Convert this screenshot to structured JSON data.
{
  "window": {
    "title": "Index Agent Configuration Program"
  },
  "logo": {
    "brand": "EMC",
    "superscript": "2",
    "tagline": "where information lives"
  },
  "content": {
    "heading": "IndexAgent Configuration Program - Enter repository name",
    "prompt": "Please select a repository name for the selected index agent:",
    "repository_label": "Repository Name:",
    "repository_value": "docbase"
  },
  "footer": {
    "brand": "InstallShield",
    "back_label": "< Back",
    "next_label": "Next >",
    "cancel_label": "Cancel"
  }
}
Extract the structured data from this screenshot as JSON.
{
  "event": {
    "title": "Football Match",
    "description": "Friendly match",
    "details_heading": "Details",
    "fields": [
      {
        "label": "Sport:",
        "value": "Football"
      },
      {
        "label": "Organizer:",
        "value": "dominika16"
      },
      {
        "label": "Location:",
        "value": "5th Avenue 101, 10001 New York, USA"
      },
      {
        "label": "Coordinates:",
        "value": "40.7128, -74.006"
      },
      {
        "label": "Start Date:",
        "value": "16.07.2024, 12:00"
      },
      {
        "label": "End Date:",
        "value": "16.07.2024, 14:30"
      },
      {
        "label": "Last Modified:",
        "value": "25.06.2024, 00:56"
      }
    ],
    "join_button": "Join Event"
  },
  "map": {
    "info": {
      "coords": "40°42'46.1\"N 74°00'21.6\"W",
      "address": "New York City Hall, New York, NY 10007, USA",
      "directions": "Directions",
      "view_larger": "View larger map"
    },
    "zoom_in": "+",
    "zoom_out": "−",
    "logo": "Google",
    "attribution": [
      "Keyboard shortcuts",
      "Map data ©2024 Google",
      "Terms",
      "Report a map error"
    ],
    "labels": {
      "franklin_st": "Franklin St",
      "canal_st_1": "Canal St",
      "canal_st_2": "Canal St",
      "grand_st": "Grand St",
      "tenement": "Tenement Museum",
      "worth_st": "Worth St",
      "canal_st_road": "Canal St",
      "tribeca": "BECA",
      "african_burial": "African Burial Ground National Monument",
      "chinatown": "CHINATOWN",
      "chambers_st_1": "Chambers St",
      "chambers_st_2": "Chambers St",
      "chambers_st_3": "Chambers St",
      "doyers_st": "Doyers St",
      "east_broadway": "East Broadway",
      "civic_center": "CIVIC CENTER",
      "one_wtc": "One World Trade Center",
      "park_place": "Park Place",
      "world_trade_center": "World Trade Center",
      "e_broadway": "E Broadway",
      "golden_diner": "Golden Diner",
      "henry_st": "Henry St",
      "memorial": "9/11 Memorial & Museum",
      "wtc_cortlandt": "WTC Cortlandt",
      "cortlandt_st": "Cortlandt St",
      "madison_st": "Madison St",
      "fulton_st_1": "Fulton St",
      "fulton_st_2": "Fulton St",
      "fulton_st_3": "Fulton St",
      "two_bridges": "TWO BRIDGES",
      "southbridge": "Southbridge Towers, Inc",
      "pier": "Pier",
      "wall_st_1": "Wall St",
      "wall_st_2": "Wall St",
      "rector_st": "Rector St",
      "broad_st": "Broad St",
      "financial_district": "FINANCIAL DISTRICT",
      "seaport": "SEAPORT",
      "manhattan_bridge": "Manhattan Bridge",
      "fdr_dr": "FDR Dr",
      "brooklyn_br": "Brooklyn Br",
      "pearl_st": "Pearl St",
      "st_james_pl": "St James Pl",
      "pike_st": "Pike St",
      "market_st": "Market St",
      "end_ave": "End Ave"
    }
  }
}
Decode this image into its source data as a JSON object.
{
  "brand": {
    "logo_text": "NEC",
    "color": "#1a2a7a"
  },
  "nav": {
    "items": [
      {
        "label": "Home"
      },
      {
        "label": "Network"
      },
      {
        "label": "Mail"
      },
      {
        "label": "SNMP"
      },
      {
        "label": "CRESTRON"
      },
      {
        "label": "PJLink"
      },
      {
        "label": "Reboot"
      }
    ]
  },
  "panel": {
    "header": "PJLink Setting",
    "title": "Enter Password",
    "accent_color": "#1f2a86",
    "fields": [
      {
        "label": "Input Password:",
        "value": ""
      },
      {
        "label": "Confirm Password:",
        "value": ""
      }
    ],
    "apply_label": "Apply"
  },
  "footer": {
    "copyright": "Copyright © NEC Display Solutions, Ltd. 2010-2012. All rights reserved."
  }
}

· · ·

→ Aim of the task
Pick out the lines that have the word "data". Copy them all.

→ Answer below
Convert this screenshot to structured JSON data.
Extract the structured data from this screenshot as JSON.
      "Map data ©2024 Google",
Decode this image into its source data as a JSON object.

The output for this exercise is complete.